#### [Dataset items]
## START

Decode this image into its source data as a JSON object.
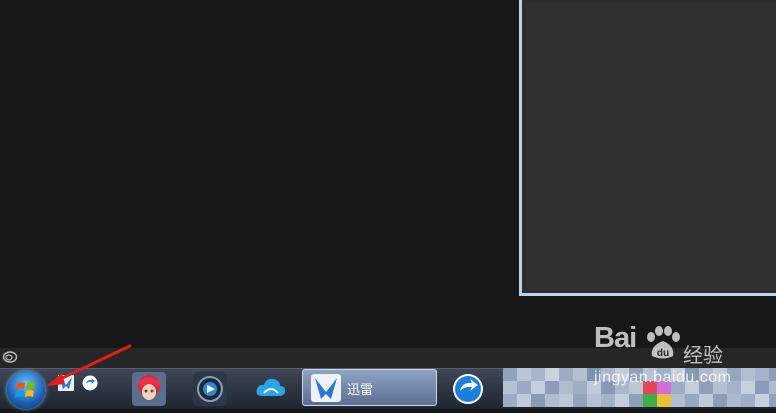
{
  "desktop": {
    "background": "#171717"
  },
  "taskbar": {
    "start_button": {
      "icon": "windows-logo-icon"
    },
    "quick_launch": [
      {
        "icon": "xunlei-bird-icon"
      },
      {
        "icon": "blue-arrow-browser-icon"
      }
    ],
    "pinned": [
      {
        "icon": "anime-game-icon"
      },
      {
        "icon": "video-player-icon"
      },
      {
        "icon": "cloud-icon"
      }
    ],
    "active_task": {
      "icon": "xunlei-bird-icon",
      "label": "迅雷"
    },
    "after_task": [
      {
        "icon": "blue-arrow-browser-icon"
      }
    ]
  },
  "watermark": {
    "brand": "Bai",
    "brand_cn": "经验",
    "url": "jingyan.baidu.com"
  },
  "annotation": {
    "color": "#e41c1c",
    "points_to": "start-button"
  },
  "colors": {
    "window_border": "#b9d3ea",
    "taskbar_top": "#3f4756",
    "taskbar_bottom": "#1f2530",
    "active_task": "#7a8db1"
  }
}
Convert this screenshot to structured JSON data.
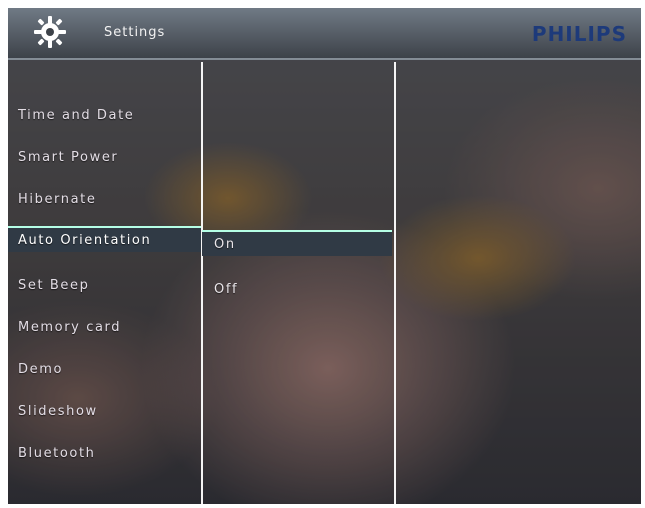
{
  "header": {
    "title": "Settings",
    "brand": "PHILIPS"
  },
  "menu": {
    "items": [
      {
        "label": "Time and Date"
      },
      {
        "label": "Smart Power"
      },
      {
        "label": "Hibernate"
      },
      {
        "label": "Auto Orientation",
        "selected": true
      },
      {
        "label": "Set Beep"
      },
      {
        "label": "Memory card"
      },
      {
        "label": "Demo"
      },
      {
        "label": "Slideshow"
      },
      {
        "label": "Bluetooth"
      }
    ]
  },
  "submenu": {
    "options": [
      {
        "label": "On",
        "selected": true
      },
      {
        "label": "Off"
      }
    ]
  },
  "colors": {
    "brand": "#1d3a7a",
    "highlight": "#303a45",
    "highlight_border": "#b5ffe6"
  },
  "icons": {
    "settings": "gear-icon"
  }
}
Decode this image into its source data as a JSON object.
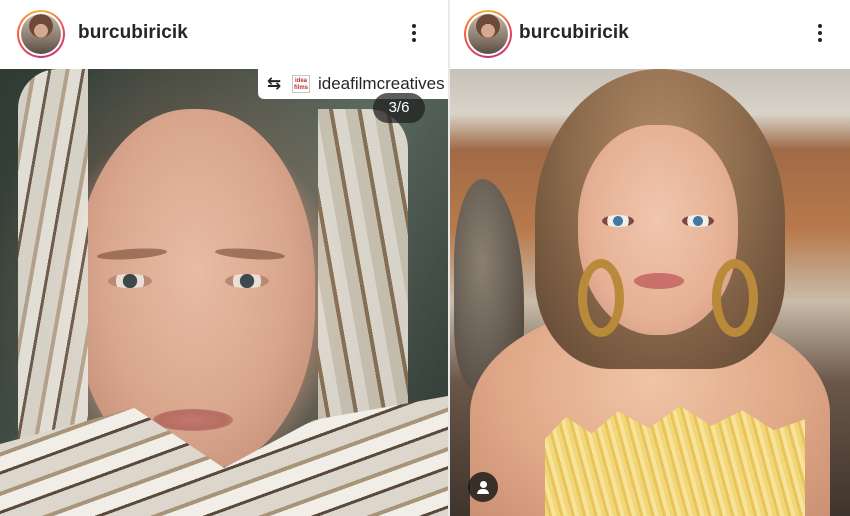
{
  "posts": [
    {
      "username": "burcubiricik",
      "repost": {
        "icon": "repost-icon",
        "user": "ideafilmcreatives",
        "logo_text": "idea films"
      },
      "counter": "3/6"
    },
    {
      "username": "burcubiricik",
      "tag_icon": "user-tag-icon"
    }
  ],
  "colors": {
    "text": "#262626",
    "background": "#ffffff",
    "counter_bg": "rgba(30,30,30,0.72)"
  }
}
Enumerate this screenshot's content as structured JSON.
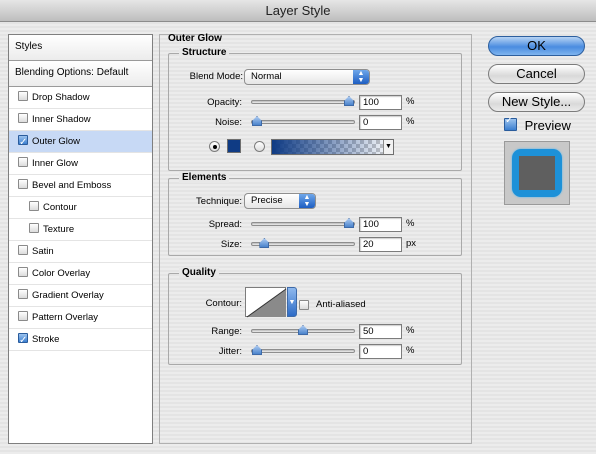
{
  "window": {
    "title": "Layer Style"
  },
  "styles_panel": {
    "header": "Styles",
    "blending_options": "Blending Options: Default",
    "items": [
      {
        "label": "Drop Shadow",
        "checked": false,
        "selected": false,
        "sub": false
      },
      {
        "label": "Inner Shadow",
        "checked": false,
        "selected": false,
        "sub": false
      },
      {
        "label": "Outer Glow",
        "checked": true,
        "selected": true,
        "sub": false
      },
      {
        "label": "Inner Glow",
        "checked": false,
        "selected": false,
        "sub": false
      },
      {
        "label": "Bevel and Emboss",
        "checked": false,
        "selected": false,
        "sub": false
      },
      {
        "label": "Contour",
        "checked": false,
        "selected": false,
        "sub": true
      },
      {
        "label": "Texture",
        "checked": false,
        "selected": false,
        "sub": true
      },
      {
        "label": "Satin",
        "checked": false,
        "selected": false,
        "sub": false
      },
      {
        "label": "Color Overlay",
        "checked": false,
        "selected": false,
        "sub": false
      },
      {
        "label": "Gradient Overlay",
        "checked": false,
        "selected": false,
        "sub": false
      },
      {
        "label": "Pattern Overlay",
        "checked": false,
        "selected": false,
        "sub": false
      },
      {
        "label": "Stroke",
        "checked": true,
        "selected": false,
        "sub": false
      }
    ]
  },
  "outer_glow": {
    "title": "Outer Glow",
    "structure": {
      "title": "Structure",
      "blend_mode_label": "Blend Mode:",
      "blend_mode_value": "Normal",
      "opacity_label": "Opacity:",
      "opacity_value": "100",
      "opacity_fraction": 1.0,
      "opacity_unit": "%",
      "noise_label": "Noise:",
      "noise_value": "0",
      "noise_fraction": 0.0,
      "noise_unit": "%",
      "glow_color": "#0f3b84"
    },
    "elements": {
      "title": "Elements",
      "technique_label": "Technique:",
      "technique_value": "Precise",
      "spread_label": "Spread:",
      "spread_value": "100",
      "spread_fraction": 1.0,
      "spread_unit": "%",
      "size_label": "Size:",
      "size_value": "20",
      "size_fraction": 0.08,
      "size_unit": "px"
    },
    "quality": {
      "title": "Quality",
      "contour_label": "Contour:",
      "anti_aliased_label": "Anti-aliased",
      "anti_aliased": false,
      "range_label": "Range:",
      "range_value": "50",
      "range_fraction": 0.5,
      "range_unit": "%",
      "jitter_label": "Jitter:",
      "jitter_value": "0",
      "jitter_fraction": 0.0,
      "jitter_unit": "%"
    }
  },
  "buttons": {
    "ok": "OK",
    "cancel": "Cancel",
    "new_style": "New Style...",
    "preview_label": "Preview",
    "preview_checked": true
  },
  "colors": {
    "preview_glow": "#1d91d8",
    "preview_fill": "#5f5f5f",
    "accent": "#3b7fd0"
  }
}
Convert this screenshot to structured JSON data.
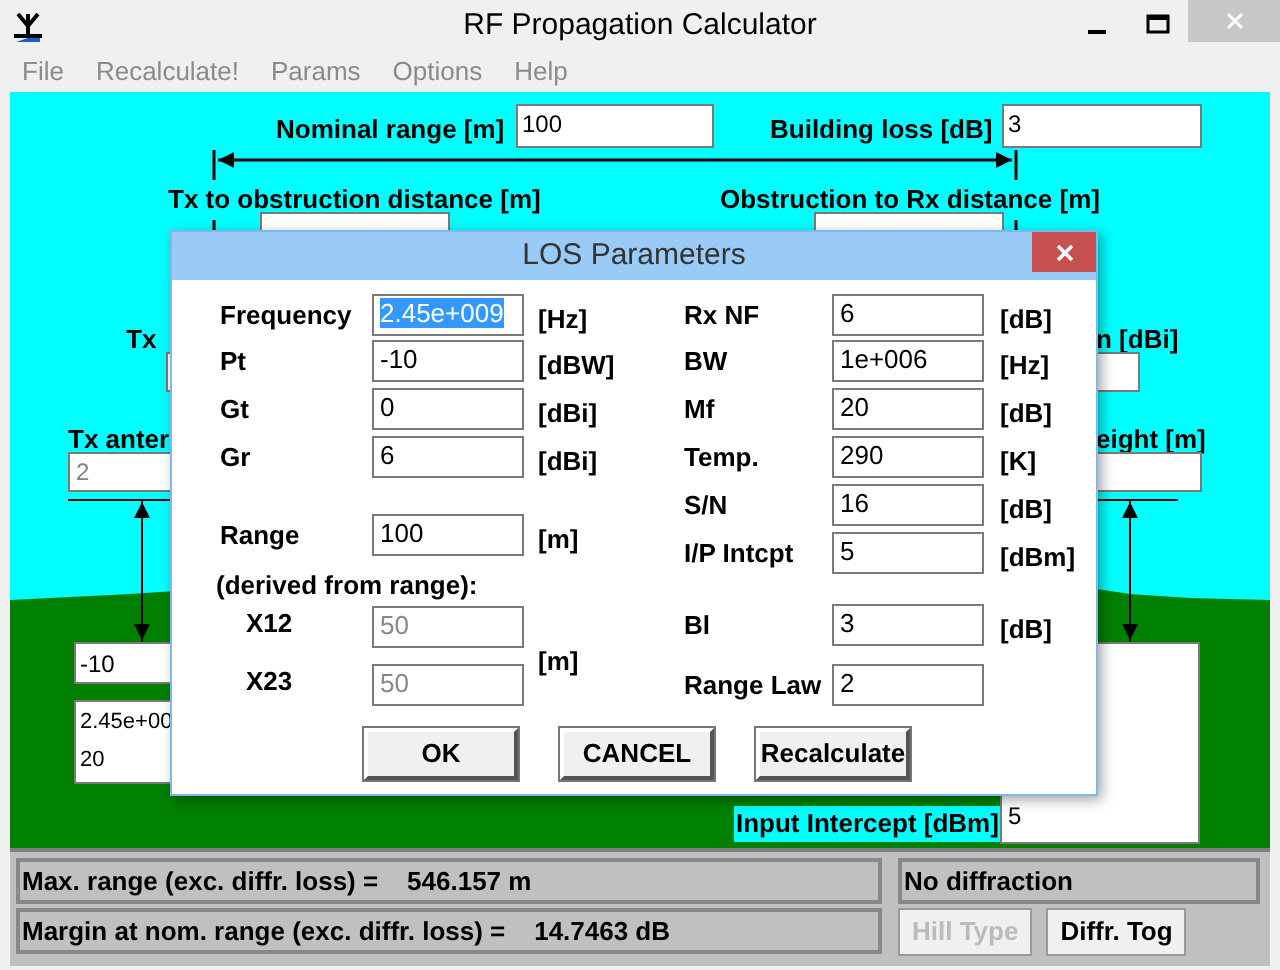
{
  "window": {
    "title": "RF Propagation Calculator"
  },
  "menu": [
    "File",
    "Recalculate!",
    "Params",
    "Options",
    "Help"
  ],
  "canvas": {
    "nominal_range": {
      "label": "Nominal range [m]",
      "value": "100"
    },
    "building_loss": {
      "label": "Building loss [dB]",
      "value": "3"
    },
    "tx_obstruction_label": "Tx to obstruction distance [m]",
    "obstruction_rx_label": "Obstruction to Rx distance [m]",
    "tx_gain_label": "Tx",
    "rx_gain_label": "n [dBi]",
    "tx_height": {
      "label": "Tx anter",
      "value": "2"
    },
    "rx_height_label": "eight [m]",
    "tx_power_value": "-10",
    "tx_info_lines": [
      "2.45e+00",
      "20"
    ],
    "input_intercept": {
      "label": "Input Intercept [dBm]",
      "value": "5"
    }
  },
  "status": {
    "max_range": "Max. range (exc. diffr. loss) =    546.157 m",
    "margin": "Margin at nom. range (exc. diffr. loss) =    14.7463 dB",
    "diffraction": "No diffraction",
    "buttons": [
      {
        "label": "Hill Type",
        "disabled": true
      },
      {
        "label": "Diffr. Tog",
        "disabled": false
      }
    ]
  },
  "dialog": {
    "title": "LOS Parameters",
    "left_fields": [
      {
        "label": "Frequency",
        "value": "2.45e+009",
        "unit": "[Hz]",
        "highlighted": true
      },
      {
        "label": "Pt",
        "value": "-10",
        "unit": "[dBW]",
        "highlighted": false
      },
      {
        "label": "Gt",
        "value": "0",
        "unit": "[dBi]",
        "highlighted": false
      },
      {
        "label": "Gr",
        "value": "6",
        "unit": "[dBi]",
        "highlighted": false
      },
      {
        "label": "Range",
        "value": "100",
        "unit": "[m]",
        "highlighted": false
      }
    ],
    "derived": {
      "note": "(derived from range):",
      "unit": "[m]",
      "fields": [
        {
          "label": "X12",
          "value": "50",
          "disabled": true
        },
        {
          "label": "X23",
          "value": "50",
          "disabled": true
        }
      ]
    },
    "right_fields": [
      {
        "label": "Rx NF",
        "value": "6",
        "unit": "[dB]"
      },
      {
        "label": "BW",
        "value": "1e+006",
        "unit": "[Hz]"
      },
      {
        "label": "Mf",
        "value": "20",
        "unit": "[dB]"
      },
      {
        "label": "Temp.",
        "value": "290",
        "unit": "[K]"
      },
      {
        "label": "S/N",
        "value": "16",
        "unit": "[dB]"
      },
      {
        "label": "I/P Intcpt",
        "value": "5",
        "unit": "[dBm]"
      },
      {
        "label": "Bl",
        "value": "3",
        "unit": "[dB]"
      },
      {
        "label": "Range Law",
        "value": "2"
      }
    ],
    "buttons": [
      "OK",
      "CANCEL",
      "Recalculate"
    ]
  }
}
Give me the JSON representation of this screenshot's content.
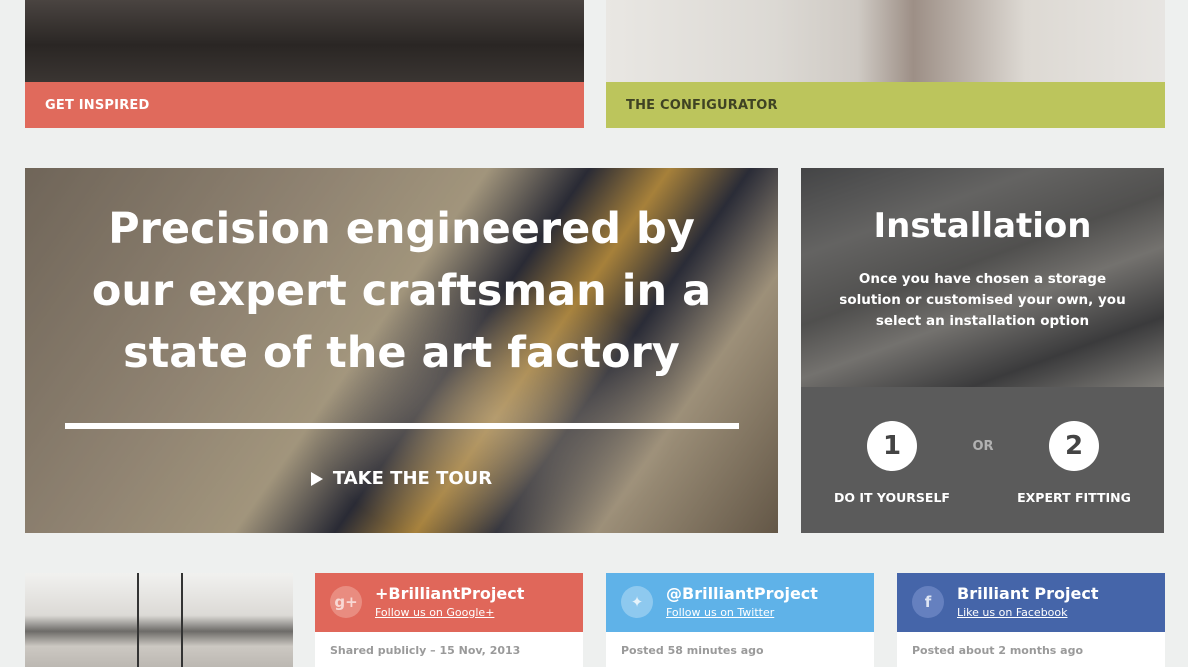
{
  "top_tiles": {
    "inspired_label": "GET INSPIRED",
    "configurator_label": "THE CONFIGURATOR"
  },
  "hero": {
    "headline": "Precision engineered by our expert craftsman in a state of the art factory",
    "cta_label": "TAKE THE TOUR"
  },
  "installation": {
    "title": "Installation",
    "description": "Once you have chosen a storage solution or customised your own, you select an installation option",
    "option_1_number": "1",
    "option_1_label": "DO IT YOURSELF",
    "or_label": "OR",
    "option_2_number": "2",
    "option_2_label": "EXPERT FITTING"
  },
  "social": {
    "google": {
      "icon": "google-plus-icon",
      "icon_glyph": "g+",
      "handle": "+BrilliantProject",
      "follow": "Follow us on Google+",
      "meta": "Shared publicly – 15 Nov, 2013"
    },
    "twitter": {
      "icon": "twitter-icon",
      "icon_glyph": "✦",
      "handle": "@BrilliantProject",
      "follow": "Follow us on Twitter",
      "meta": "Posted 58 minutes ago"
    },
    "facebook": {
      "icon": "facebook-icon",
      "icon_glyph": "f",
      "handle": "Brilliant Project",
      "follow": "Like us on Facebook",
      "meta": "Posted about 2 months ago"
    }
  },
  "colors": {
    "inspired": "#e06a5c",
    "configurator": "#bcc55c",
    "google": "#e0675a",
    "twitter": "#5fb2e8",
    "facebook": "#4565a9"
  }
}
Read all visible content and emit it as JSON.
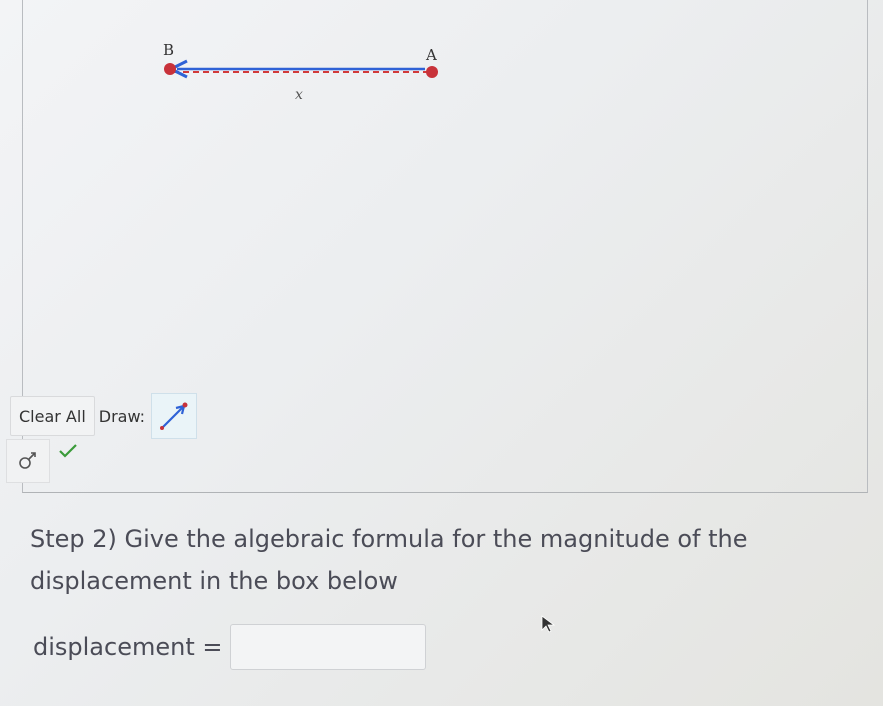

## END

#### [The problem]
Across the material above, how many lines include the string "bird"? Only the number is wanted.

#### [Task response]
2